▸ Document extract:
Welcome to the Psychedelic Blog. I write about the impact of Psychedelics on Grieving, Relationships, Culture & Death.

This Week: For most of my life, dreams felt random & forgettable. Then they started to feel like rehearsals.


May, 1979.

As he gazed out over the airport, watching planes take off one after another, David Booth noticed an American Airlines jet taxiing down the runway. Its metallic silver fuselage bore the classic “AA” logo, framing the image of a bird. It was a beautiful plane.

At first, everything seemed normal.

But moments after takeoff, the aircraft banked sharply to the left. It suddenly looked completely out of control. Within seconds it began descending rapidly before crashing nose first into the ground, erupting into a massive fireball. David was certain there could be no survivors…he had just witnessed a tragedy.

He jolted awake.

It had been a dream, but unlike any he had ever experienced. He was drenched in sweat & convinced what he had just seen was real. It only got worse. David would continue to have this exact same dream for ten consecutive nights.

▸ Instruction:
Please answer these questions about the blog excerpt above, one per line:
1. What logo did the jet's fuselage carry?
2. In what month and year does the story take place?
3. For how many consecutive nights did David Booth have the same dream?

▸ Provided data:

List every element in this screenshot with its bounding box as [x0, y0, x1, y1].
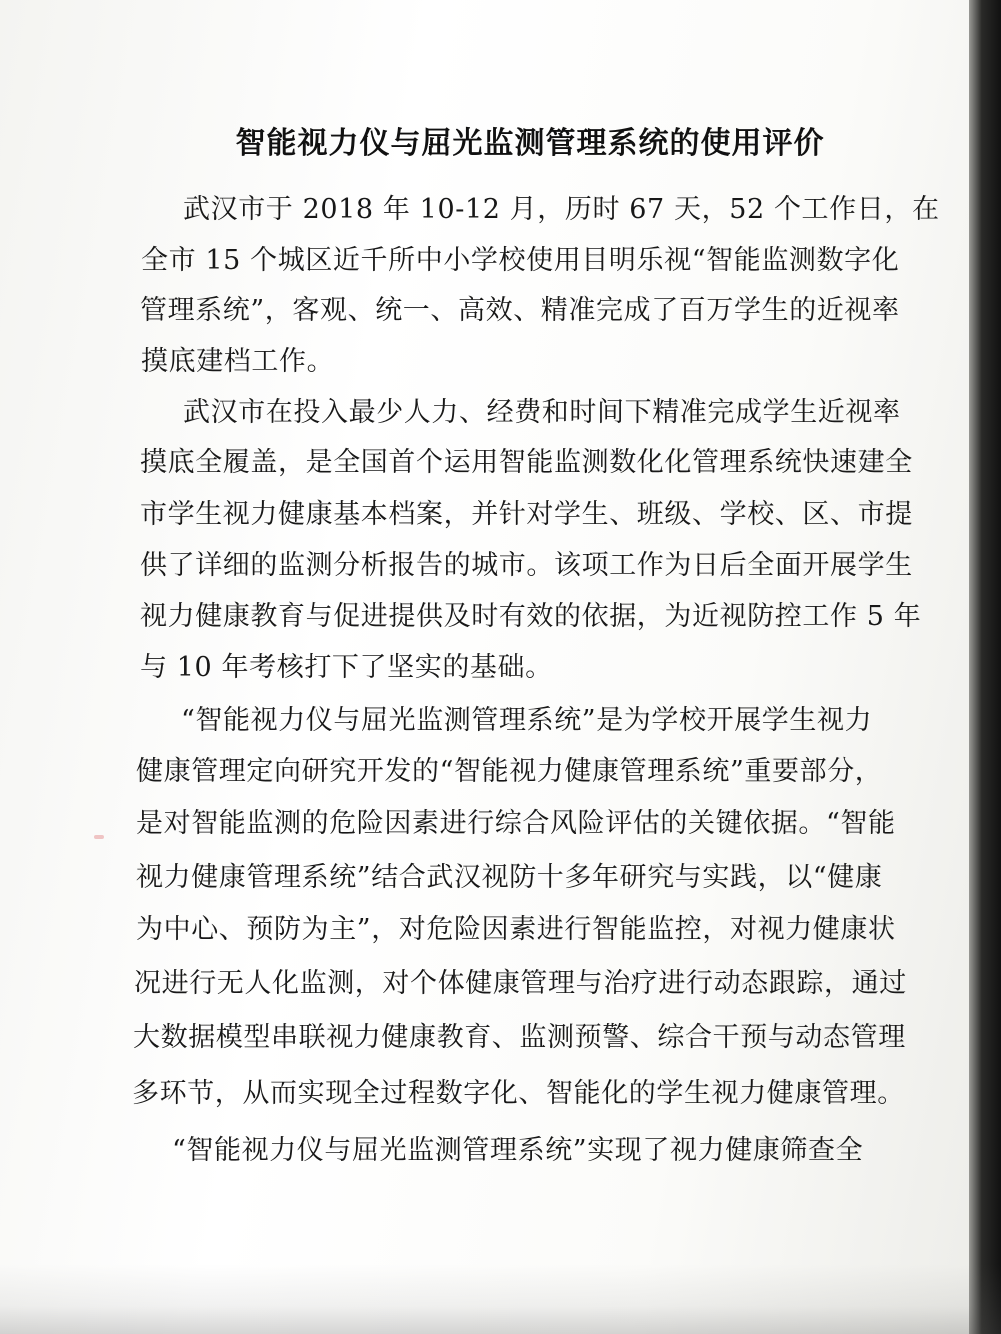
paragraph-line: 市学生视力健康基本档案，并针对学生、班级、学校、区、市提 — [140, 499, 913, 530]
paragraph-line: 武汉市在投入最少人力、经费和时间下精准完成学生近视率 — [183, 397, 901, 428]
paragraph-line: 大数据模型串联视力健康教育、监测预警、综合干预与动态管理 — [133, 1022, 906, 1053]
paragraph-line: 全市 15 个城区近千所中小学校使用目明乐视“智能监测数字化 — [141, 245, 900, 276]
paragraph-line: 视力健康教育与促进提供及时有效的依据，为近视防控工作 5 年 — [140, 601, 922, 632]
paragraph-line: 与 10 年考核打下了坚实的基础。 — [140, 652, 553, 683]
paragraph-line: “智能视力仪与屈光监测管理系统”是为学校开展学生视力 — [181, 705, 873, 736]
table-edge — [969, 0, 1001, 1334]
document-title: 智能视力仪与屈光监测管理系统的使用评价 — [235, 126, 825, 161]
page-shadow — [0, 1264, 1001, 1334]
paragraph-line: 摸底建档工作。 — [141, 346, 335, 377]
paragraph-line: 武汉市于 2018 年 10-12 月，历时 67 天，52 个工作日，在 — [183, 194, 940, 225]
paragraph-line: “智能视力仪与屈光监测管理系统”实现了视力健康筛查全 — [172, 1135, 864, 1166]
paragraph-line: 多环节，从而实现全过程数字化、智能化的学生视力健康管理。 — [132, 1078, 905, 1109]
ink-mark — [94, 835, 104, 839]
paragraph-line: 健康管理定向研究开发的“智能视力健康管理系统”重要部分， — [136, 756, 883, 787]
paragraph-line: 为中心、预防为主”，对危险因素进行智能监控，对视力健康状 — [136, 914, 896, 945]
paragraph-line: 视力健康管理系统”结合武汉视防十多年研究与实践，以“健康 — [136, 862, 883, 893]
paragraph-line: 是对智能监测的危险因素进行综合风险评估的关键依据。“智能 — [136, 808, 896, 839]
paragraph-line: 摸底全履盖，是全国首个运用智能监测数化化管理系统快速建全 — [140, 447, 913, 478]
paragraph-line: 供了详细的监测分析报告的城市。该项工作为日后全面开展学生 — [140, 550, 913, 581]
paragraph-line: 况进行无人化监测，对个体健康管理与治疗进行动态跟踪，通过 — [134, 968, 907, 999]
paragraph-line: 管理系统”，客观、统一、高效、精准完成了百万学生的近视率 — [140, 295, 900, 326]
...
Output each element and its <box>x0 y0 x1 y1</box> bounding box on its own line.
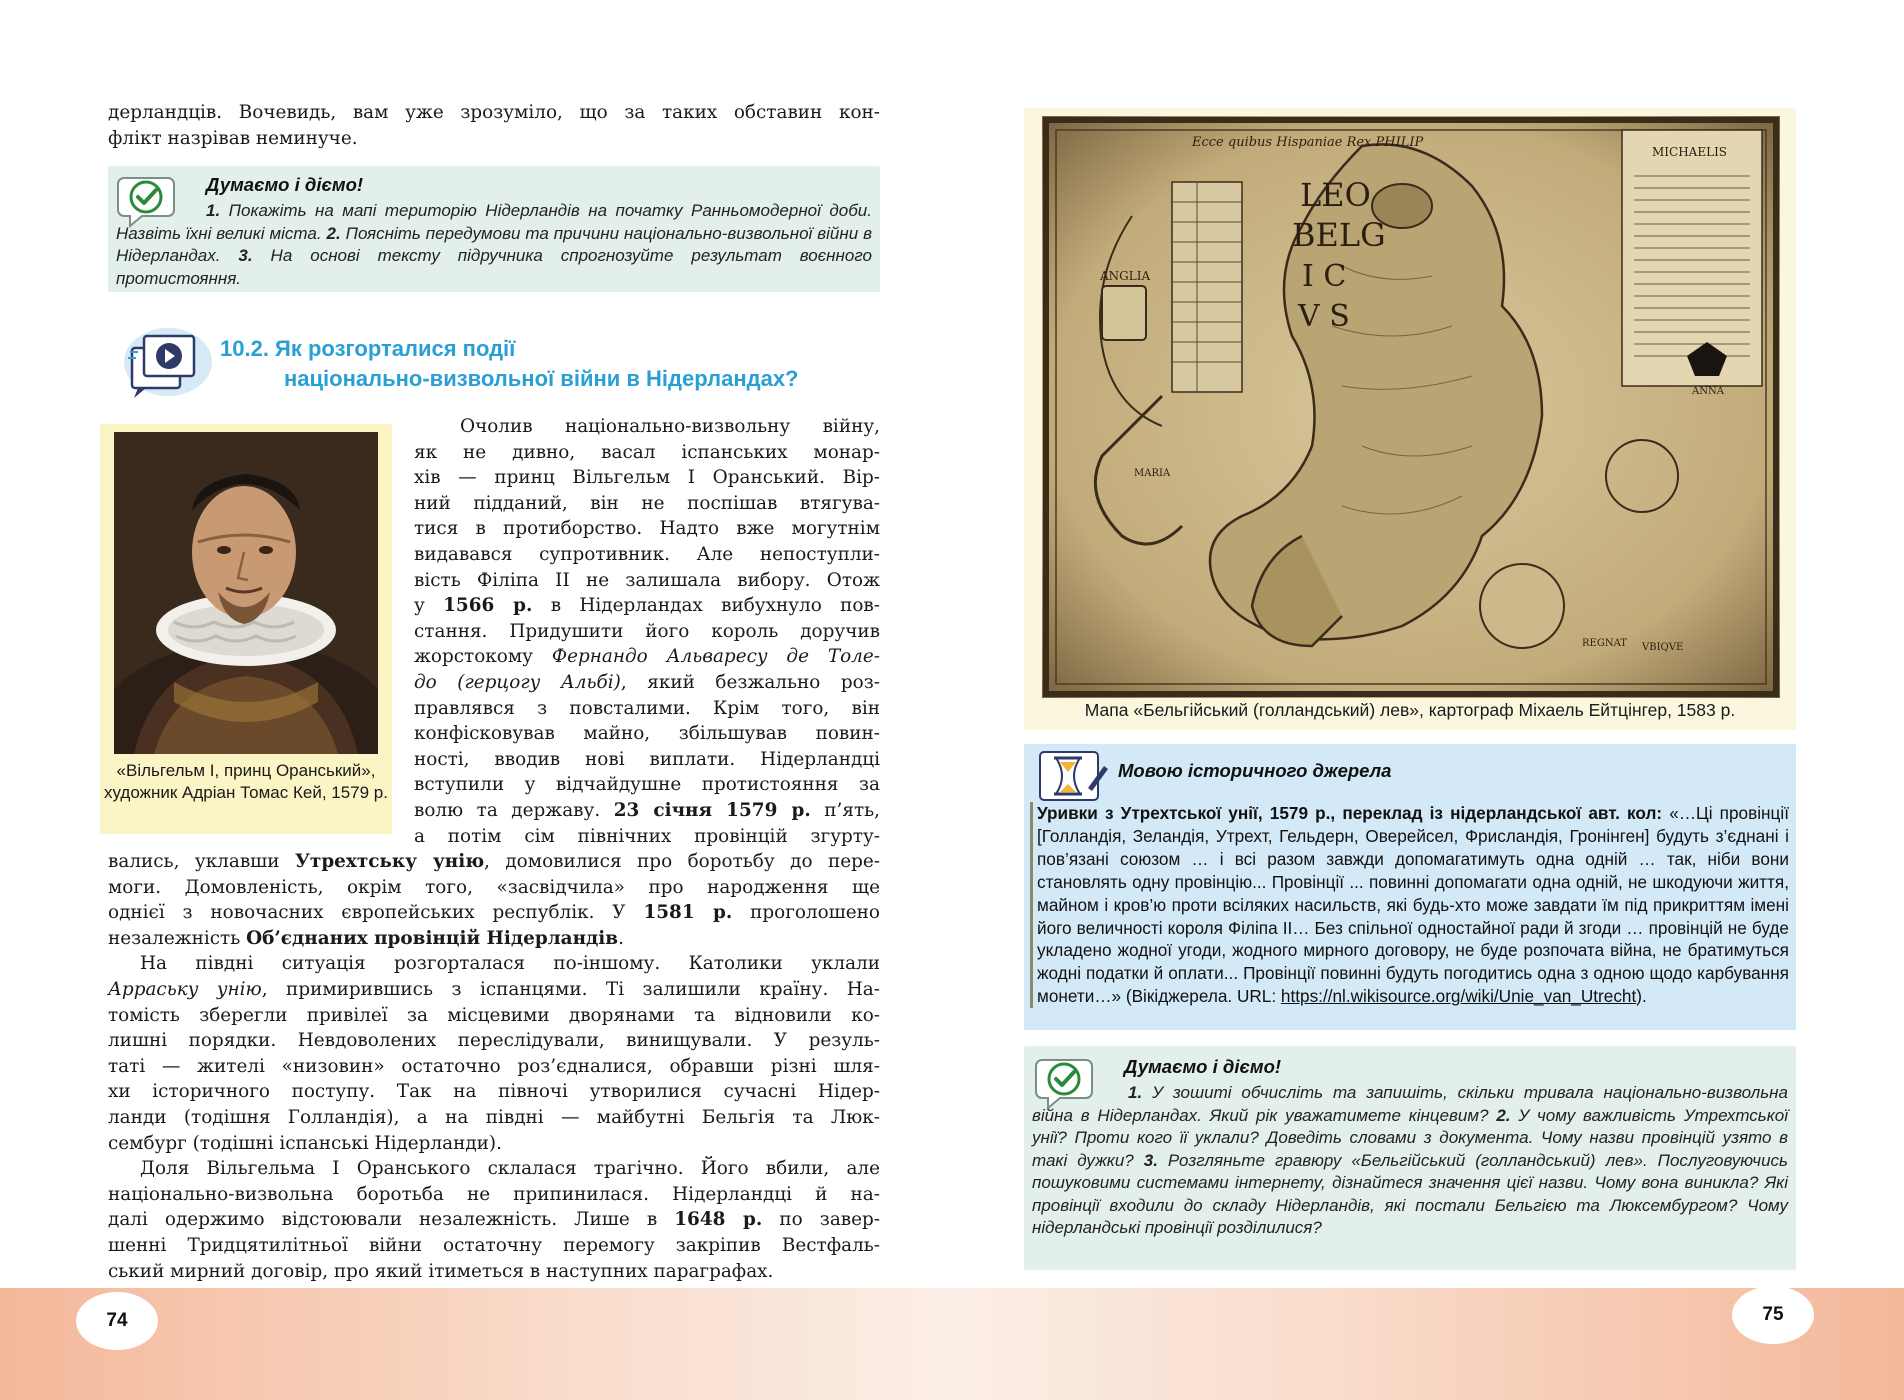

▸ Task answer:
1. The classic "AA" logo, framing the image of a bird.
2. May, 1979.
3. Ten.